SOURCE EXCERPT.
************

06 September 2018

Books: Booked to Die By John Dunning (1992)



"Denver homicide detective Cliff Janeway may not always play by the book, but he is an avid collector of rare and first editions. After a local bookscout is killed on his turf, Janeway would like nothing better than to rearrange the suspect's spine. But the suspect, local lowlife Jackie Newton, is a master at eluding the law, and Janeway's wrathful brand of off-duty justice costs him his badge. Turning to his lifelong passion, Janeway opens a small bookshop -- all the while searching for evidence to put Newton away. But when prized volumes in a highly sought-after collection begin to appear, so do dead bodies. Now, Janeway's life is about to start a precarious new chapter as he attempts to find out who's dealing death along with vintage Chandlers and Twains."

I was working in the retail book business when Booked to Die by John Dunning was released in 1992. I remember it well, knew it got some great reviews, and knew that (even at that time) the book was bound to be a perennial backlist title. But at the time, I was still reading mostly fantasy novels and after having burned myself out on whodunits in the late 1970s and early 80s, I was not really interested in reading mystery novels with pun-like titles (and to this day, we get horribly pun-like whodunits that have all the depth of a puddle).

Still, when I was reading Agatha Christie in High School and never really capturing all the clues that lead to the killer –though Christie was known for her complex plotting and multiple red herrings- I began to think myself an idiot. So I did attempt to read broader, less complicated whodunits only to find a lot of them boring, convoluted, and uninteresting. Christie may have cheated us by having the real killer pop up in one scene and never heard of again until the last twenty pages, but I have to admit she created some wonderfully knotty stories with cast of neurotic characters.

************

WHAT TO DO.
[a] In the review of Booked to Die, what does Janeway open after losing his badge?
[b] Render this sentence from the Booked to Die review in Spanish: "I was working in the retail book business when Booked to Die by John Dunning was released in 1992."

GIVEN DATA.
************

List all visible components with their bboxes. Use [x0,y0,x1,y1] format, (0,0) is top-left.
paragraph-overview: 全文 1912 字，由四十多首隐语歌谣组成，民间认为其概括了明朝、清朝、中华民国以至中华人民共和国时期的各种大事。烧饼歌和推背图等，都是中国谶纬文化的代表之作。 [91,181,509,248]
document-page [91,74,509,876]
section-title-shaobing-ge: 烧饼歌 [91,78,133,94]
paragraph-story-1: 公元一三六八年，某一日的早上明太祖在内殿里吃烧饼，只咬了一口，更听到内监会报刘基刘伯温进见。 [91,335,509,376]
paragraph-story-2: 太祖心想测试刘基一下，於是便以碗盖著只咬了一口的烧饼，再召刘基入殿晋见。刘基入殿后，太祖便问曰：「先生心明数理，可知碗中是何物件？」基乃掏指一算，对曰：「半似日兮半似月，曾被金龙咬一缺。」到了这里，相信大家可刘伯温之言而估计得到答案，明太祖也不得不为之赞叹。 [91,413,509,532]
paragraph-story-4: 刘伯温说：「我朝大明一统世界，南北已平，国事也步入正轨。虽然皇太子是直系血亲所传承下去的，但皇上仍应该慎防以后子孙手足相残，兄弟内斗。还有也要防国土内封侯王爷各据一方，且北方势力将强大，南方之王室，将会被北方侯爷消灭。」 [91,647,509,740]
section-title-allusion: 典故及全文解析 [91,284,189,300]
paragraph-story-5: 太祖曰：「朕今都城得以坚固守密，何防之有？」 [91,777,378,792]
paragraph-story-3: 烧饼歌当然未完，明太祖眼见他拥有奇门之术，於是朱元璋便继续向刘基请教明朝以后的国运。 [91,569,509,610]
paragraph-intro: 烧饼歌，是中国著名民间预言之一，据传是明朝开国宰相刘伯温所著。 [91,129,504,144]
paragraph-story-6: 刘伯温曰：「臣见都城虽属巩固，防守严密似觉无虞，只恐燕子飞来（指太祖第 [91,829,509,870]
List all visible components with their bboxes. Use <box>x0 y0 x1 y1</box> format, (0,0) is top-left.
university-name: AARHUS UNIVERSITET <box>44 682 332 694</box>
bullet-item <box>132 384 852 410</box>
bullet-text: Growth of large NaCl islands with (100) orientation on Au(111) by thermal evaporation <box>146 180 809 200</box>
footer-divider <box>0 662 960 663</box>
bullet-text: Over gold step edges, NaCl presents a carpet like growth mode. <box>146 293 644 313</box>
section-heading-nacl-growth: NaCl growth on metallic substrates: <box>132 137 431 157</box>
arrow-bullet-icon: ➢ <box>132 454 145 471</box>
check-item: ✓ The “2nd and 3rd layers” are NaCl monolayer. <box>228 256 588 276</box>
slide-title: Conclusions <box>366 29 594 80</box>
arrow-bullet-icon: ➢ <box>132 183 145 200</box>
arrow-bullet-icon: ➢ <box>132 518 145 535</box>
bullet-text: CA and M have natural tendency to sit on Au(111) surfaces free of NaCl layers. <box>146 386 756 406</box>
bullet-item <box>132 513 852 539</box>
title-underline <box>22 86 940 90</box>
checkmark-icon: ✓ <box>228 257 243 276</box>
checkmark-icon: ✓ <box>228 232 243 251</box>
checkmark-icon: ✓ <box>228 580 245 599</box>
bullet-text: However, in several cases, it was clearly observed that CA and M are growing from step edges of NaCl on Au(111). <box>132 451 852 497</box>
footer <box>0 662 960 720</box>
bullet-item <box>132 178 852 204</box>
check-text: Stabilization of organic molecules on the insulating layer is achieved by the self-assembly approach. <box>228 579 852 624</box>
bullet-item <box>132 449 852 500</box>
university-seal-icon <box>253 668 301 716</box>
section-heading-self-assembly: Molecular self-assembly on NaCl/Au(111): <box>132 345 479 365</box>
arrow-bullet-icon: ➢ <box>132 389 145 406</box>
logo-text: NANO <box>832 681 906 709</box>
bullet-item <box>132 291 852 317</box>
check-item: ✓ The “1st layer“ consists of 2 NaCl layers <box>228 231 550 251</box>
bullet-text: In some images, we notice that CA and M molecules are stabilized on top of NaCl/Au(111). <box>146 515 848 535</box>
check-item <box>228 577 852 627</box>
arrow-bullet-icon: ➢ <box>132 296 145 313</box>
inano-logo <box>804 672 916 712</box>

************

OUTPUTS.
[a] A small bookshop.

[b] Yo trabajaba en el comercio minorista de libros cuando se publicó Booked to Die, de John Dunning, en 1992.